(Dataset excerpt)
-- Begin --

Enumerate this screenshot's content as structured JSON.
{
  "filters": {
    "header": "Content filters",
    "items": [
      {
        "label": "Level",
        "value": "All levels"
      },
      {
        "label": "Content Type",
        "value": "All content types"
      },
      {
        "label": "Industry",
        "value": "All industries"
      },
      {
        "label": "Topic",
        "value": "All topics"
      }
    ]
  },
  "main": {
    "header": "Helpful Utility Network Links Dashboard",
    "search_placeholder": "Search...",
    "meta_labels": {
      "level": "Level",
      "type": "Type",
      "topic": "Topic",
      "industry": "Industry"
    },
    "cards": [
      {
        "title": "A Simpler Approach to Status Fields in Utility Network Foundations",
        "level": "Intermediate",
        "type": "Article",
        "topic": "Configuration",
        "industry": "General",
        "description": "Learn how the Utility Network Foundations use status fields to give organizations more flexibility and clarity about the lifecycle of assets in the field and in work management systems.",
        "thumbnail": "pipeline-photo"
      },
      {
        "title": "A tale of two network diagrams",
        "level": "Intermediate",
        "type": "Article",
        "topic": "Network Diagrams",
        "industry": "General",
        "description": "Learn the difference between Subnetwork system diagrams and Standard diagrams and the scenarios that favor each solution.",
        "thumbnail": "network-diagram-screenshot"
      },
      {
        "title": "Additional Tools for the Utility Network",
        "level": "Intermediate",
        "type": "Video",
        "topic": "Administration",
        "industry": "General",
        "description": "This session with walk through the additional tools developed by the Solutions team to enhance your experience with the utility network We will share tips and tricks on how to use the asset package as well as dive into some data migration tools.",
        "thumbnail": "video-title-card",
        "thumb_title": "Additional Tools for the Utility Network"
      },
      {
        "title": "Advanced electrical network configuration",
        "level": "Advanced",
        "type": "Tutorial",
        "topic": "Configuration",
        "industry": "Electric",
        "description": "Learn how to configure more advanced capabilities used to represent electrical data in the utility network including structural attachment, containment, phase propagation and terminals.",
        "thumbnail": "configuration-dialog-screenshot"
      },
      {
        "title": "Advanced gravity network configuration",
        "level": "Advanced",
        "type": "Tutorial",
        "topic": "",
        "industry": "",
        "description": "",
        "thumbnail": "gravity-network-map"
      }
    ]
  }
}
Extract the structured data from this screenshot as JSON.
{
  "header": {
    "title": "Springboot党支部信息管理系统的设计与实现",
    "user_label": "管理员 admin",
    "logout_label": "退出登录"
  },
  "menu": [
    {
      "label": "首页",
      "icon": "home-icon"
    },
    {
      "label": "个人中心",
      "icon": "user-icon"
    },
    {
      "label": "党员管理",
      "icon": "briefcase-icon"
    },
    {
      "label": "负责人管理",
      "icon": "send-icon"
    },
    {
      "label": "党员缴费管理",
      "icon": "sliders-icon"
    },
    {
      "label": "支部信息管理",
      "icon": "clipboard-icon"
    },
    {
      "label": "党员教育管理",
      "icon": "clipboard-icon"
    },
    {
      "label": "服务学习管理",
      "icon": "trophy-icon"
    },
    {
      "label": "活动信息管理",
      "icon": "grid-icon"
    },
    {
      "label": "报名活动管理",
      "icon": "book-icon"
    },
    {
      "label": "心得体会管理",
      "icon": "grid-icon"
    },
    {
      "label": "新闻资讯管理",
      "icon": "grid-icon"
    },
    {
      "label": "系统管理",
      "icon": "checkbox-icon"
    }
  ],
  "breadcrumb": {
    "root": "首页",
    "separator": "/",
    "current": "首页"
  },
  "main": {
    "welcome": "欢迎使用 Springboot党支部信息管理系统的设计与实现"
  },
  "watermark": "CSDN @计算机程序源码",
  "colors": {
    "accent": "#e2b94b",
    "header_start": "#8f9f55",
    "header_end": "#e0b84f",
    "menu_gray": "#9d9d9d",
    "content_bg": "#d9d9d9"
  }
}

-- End --

State the count of lines holding the string "value" in the listing above, and nothing else.

4